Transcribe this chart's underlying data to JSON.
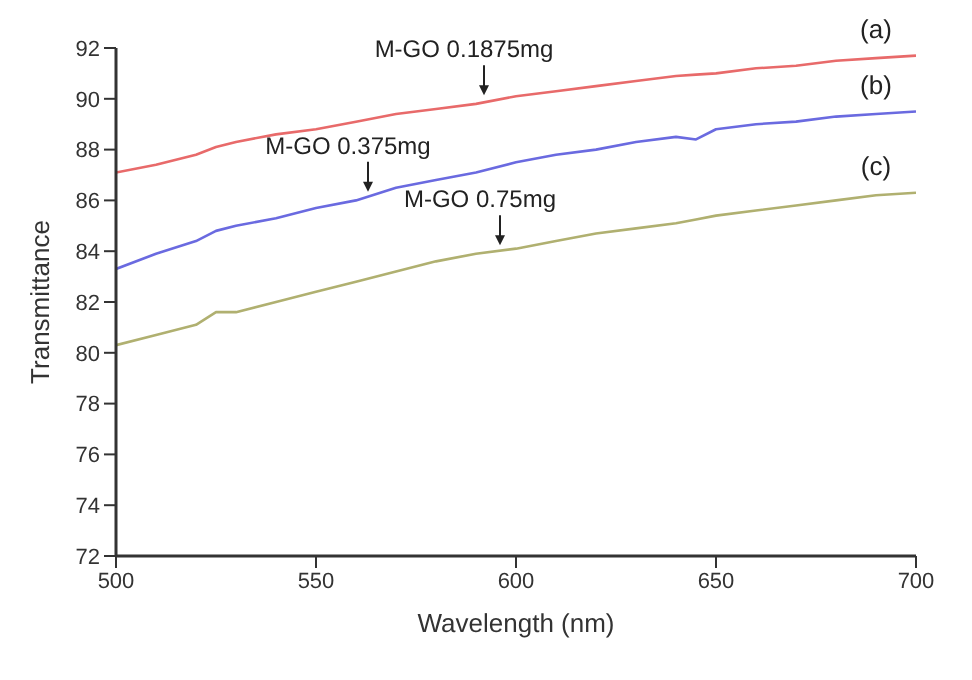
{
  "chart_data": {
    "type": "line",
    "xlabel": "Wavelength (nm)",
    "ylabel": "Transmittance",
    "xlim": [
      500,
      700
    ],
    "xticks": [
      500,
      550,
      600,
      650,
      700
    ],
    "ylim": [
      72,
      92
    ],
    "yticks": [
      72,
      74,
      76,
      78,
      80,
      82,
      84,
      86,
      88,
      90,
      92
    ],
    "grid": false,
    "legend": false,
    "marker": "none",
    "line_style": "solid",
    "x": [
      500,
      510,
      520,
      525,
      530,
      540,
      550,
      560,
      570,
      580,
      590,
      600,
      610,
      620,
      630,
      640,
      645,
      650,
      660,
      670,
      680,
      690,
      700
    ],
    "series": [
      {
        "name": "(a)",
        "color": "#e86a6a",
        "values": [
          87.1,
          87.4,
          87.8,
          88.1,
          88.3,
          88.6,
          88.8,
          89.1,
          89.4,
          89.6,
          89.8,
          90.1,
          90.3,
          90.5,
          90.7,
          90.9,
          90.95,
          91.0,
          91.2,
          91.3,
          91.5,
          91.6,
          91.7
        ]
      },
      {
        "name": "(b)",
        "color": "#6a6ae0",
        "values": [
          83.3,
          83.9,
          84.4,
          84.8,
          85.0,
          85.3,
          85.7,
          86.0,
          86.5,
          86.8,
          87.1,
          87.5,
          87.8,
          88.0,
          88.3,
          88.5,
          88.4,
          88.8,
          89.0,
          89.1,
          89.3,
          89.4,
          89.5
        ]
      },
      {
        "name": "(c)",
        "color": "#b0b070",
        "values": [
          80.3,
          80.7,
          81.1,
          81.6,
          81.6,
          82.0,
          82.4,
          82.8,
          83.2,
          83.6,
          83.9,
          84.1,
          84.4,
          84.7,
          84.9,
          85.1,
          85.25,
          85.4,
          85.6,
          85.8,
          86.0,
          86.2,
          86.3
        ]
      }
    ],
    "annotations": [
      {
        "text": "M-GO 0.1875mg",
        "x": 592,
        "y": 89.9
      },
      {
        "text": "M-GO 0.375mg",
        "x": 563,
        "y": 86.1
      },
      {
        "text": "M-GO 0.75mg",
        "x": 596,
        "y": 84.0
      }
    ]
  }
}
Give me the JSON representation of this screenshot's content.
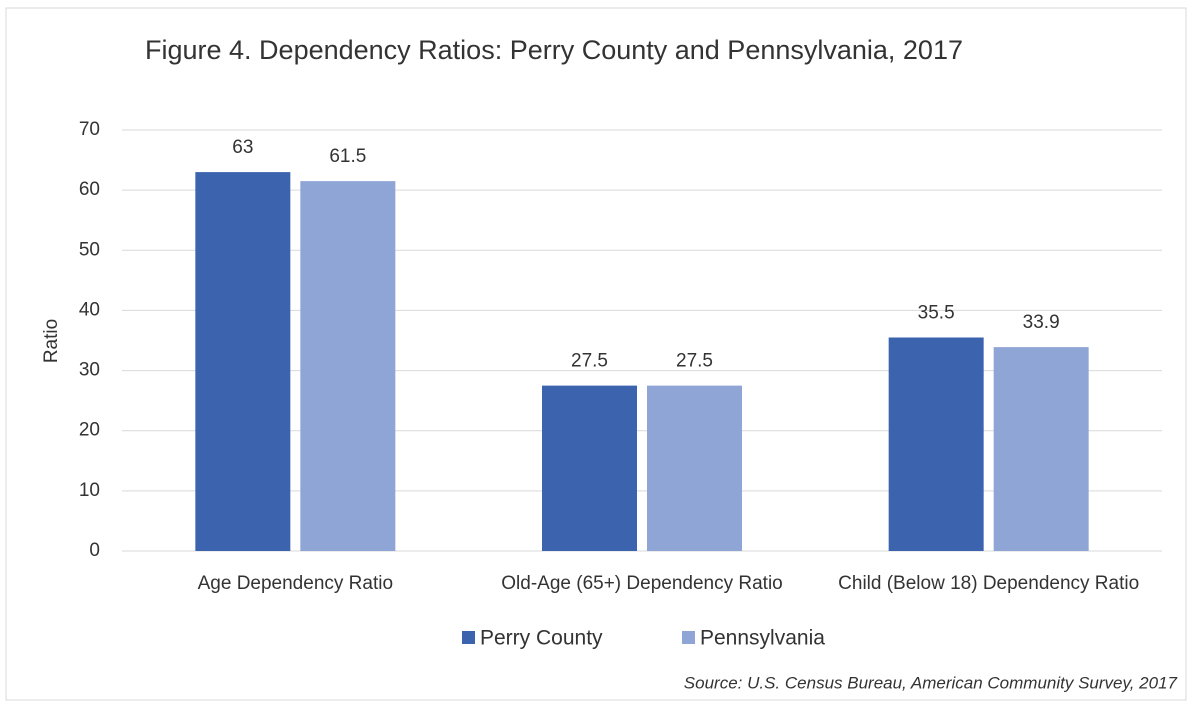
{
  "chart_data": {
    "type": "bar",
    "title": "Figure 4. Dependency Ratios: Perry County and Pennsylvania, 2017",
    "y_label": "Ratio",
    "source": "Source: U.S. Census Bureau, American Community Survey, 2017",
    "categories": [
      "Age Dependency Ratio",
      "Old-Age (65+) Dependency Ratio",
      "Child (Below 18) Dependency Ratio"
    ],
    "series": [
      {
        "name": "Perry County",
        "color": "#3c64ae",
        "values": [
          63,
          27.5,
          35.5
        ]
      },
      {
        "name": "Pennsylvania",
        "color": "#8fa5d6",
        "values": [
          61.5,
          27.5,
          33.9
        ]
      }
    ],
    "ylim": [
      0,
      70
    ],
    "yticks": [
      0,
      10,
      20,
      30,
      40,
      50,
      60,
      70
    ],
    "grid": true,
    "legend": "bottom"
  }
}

Challenge:
Without including the pictures, return each record above exactly as it stands.

Exercise answer:
Transcribe this chart's underlying data to JSON.
{
  "chart_data": {
    "type": "line",
    "xlabel": "Wavelength (nm)",
    "ylabel": "Transmittance",
    "xlim": [
      500,
      700
    ],
    "xticks": [
      500,
      550,
      600,
      650,
      700
    ],
    "ylim": [
      72,
      92
    ],
    "yticks": [
      72,
      74,
      76,
      78,
      80,
      82,
      84,
      86,
      88,
      90,
      92
    ],
    "grid": false,
    "legend": false,
    "marker": "none",
    "line_style": "solid",
    "x": [
      500,
      510,
      520,
      525,
      530,
      540,
      550,
      560,
      570,
      580,
      590,
      600,
      610,
      620,
      630,
      640,
      645,
      650,
      660,
      670,
      680,
      690,
      700
    ],
    "series": [
      {
        "name": "(a)",
        "color": "#e86a6a",
        "values": [
          87.1,
          87.4,
          87.8,
          88.1,
          88.3,
          88.6,
          88.8,
          89.1,
          89.4,
          89.6,
          89.8,
          90.1,
          90.3,
          90.5,
          90.7,
          90.9,
          90.95,
          91.0,
          91.2,
          91.3,
          91.5,
          91.6,
          91.7
        ]
      },
      {
        "name": "(b)",
        "color": "#6a6ae0",
        "values": [
          83.3,
          83.9,
          84.4,
          84.8,
          85.0,
          85.3,
          85.7,
          86.0,
          86.5,
          86.8,
          87.1,
          87.5,
          87.8,
          88.0,
          88.3,
          88.5,
          88.4,
          88.8,
          89.0,
          89.1,
          89.3,
          89.4,
          89.5
        ]
      },
      {
        "name": "(c)",
        "color": "#b0b070",
        "values": [
          80.3,
          80.7,
          81.1,
          81.6,
          81.6,
          82.0,
          82.4,
          82.8,
          83.2,
          83.6,
          83.9,
          84.1,
          84.4,
          84.7,
          84.9,
          85.1,
          85.25,
          85.4,
          85.6,
          85.8,
          86.0,
          86.2,
          86.3
        ]
      }
    ],
    "annotations": [
      {
        "text": "M-GO 0.1875mg",
        "x": 592,
        "y": 89.9
      },
      {
        "text": "M-GO 0.375mg",
        "x": 563,
        "y": 86.1
      },
      {
        "text": "M-GO 0.75mg",
        "x": 596,
        "y": 84.0
      }
    ]
  }
}
Give me the JSON representation of this screenshot's content.
{
  "chart_data": {
    "type": "bar",
    "title": "Figure 4. Dependency Ratios: Perry County and Pennsylvania, 2017",
    "y_label": "Ratio",
    "source": "Source: U.S. Census Bureau, American Community Survey, 2017",
    "categories": [
      "Age Dependency Ratio",
      "Old-Age (65+) Dependency Ratio",
      "Child (Below 18) Dependency Ratio"
    ],
    "series": [
      {
        "name": "Perry County",
        "color": "#3c64ae",
        "values": [
          63,
          27.5,
          35.5
        ]
      },
      {
        "name": "Pennsylvania",
        "color": "#8fa5d6",
        "values": [
          61.5,
          27.5,
          33.9
        ]
      }
    ],
    "ylim": [
      0,
      70
    ],
    "yticks": [
      0,
      10,
      20,
      30,
      40,
      50,
      60,
      70
    ],
    "grid": true,
    "legend": "bottom"
  }
}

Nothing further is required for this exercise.